■ Goal of the exercise ■
List each line of the data that holds the string "没有歧义的一项是".

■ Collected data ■
--- begin ---

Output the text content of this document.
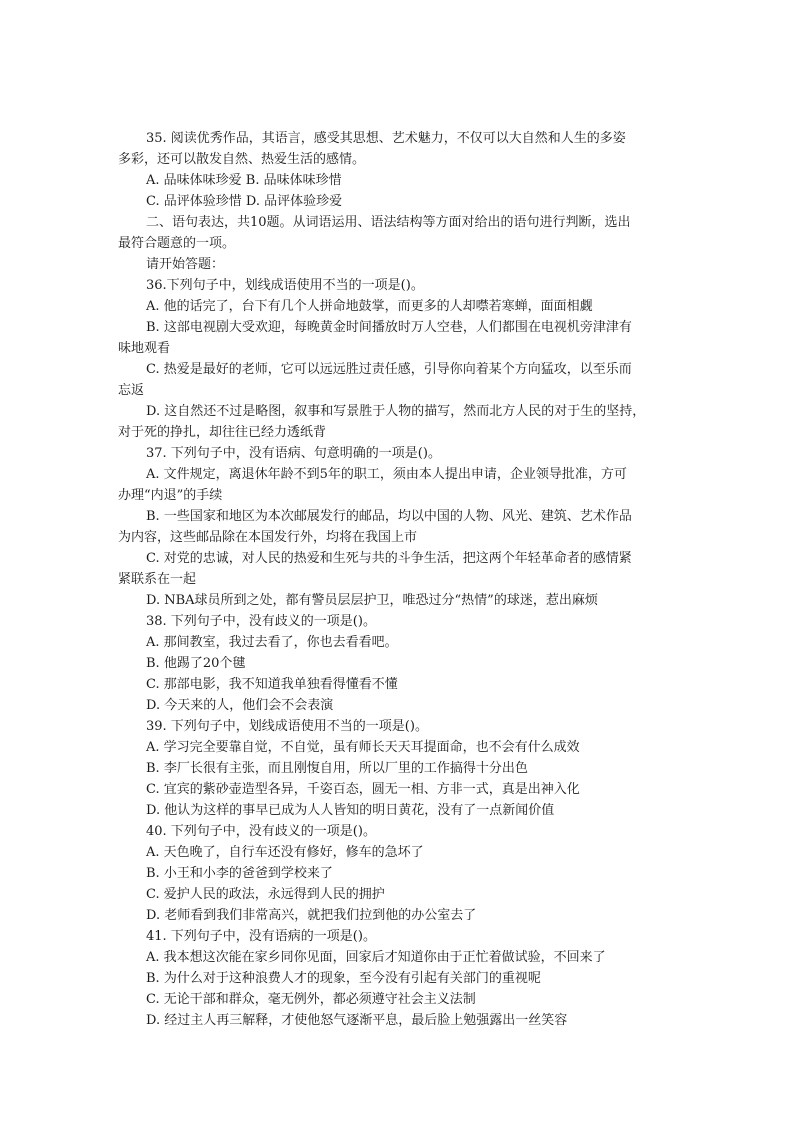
35. 阅读优秀作品，其语言，感受其思想、艺术魅力，不仅可以大自然和人生的多姿
多彩，还可以散发自然、热爱生活的感情。
A. 品味体味珍爱 B. 品味体味珍惜
C. 品评体验珍惜 D. 品评体验珍爱
二、语句表达，共10题。从词语运用、语法结构等方面对给出的语句进行判断，选出
最符合题意的一项。
请开始答题：
36.下列句子中，划线成语使用不当的一项是()。
A. 他的话完了，台下有几个人拼命地鼓掌，而更多的人却噤若寒蝉，面面相觑
B. 这部电视剧大受欢迎，每晚黄金时间播放时万人空巷，人们都围在电视机旁津津有
味地观看
C. 热爱是最好的老师，它可以远远胜过责任感，引导你向着某个方向猛攻，以至乐而
忘返
D. 这自然还不过是略图，叙事和写景胜于人物的描写，然而北方人民的对于生的坚持，
对于死的挣扎，却往往已经力透纸背
37. 下列句子中，没有语病、句意明确的一项是()。
A. 文件规定，离退休年龄不到5年的职工，须由本人提出申请，企业领导批准，方可
办理“内退”的手续
B. 一些国家和地区为本次邮展发行的邮品，均以中国的人物、风光、建筑、艺术作品
为内容，这些邮品除在本国发行外，均将在我国上市
C. 对党的忠诚，对人民的热爱和生死与共的斗争生活，把这两个年轻革命者的感情紧
紧联系在一起
D. NBA球员所到之处，都有警员层层护卫，唯恐过分“热情”的球迷，惹出麻烦
38. 下列句子中，没有歧义的一项是()。
A. 那间教室，我过去看了，你也去看看吧。
B. 他踢了20个毽
C. 那部电影，我不知道我单独看得懂看不懂
D. 今天来的人，他们会不会表演
39. 下列句子中，划线成语使用不当的一项是()。
A. 学习完全要靠自觉，不自觉，虽有师长天天耳提面命，也不会有什么成效
B. 李厂长很有主张，而且刚愎自用，所以厂里的工作搞得十分出色
C. 宜宾的紫砂壶造型各异，千姿百态，圆无一相、方非一式，真是出神入化
D. 他认为这样的事早已成为人人皆知的明日黄花，没有了一点新闻价值
40. 下列句子中，没有歧义的一项是()。
A. 天色晚了，自行车还没有修好，修车的急坏了
B. 小王和小李的爸爸到学校来了
C. 爱护人民的政法，永远得到人民的拥护
D. 老师看到我们非常高兴，就把我们拉到他的办公室去了
41. 下列句子中，没有语病的一项是()。
A. 我本想这次能在家乡同你见面，回家后才知道你由于正忙着做试验，不回来了
B. 为什么对于这种浪费人才的现象，至今没有引起有关部门的重视呢
C. 无论干部和群众，毫无例外，都必须遵守社会主义法制
D. 经过主人再三解释，才使他怒气逐渐平息，最后脸上勉强露出一丝笑容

--- end ---

■ Written response ■
38. 下列句子中，没有歧义的一项是()。
40. 下列句子中，没有歧义的一项是()。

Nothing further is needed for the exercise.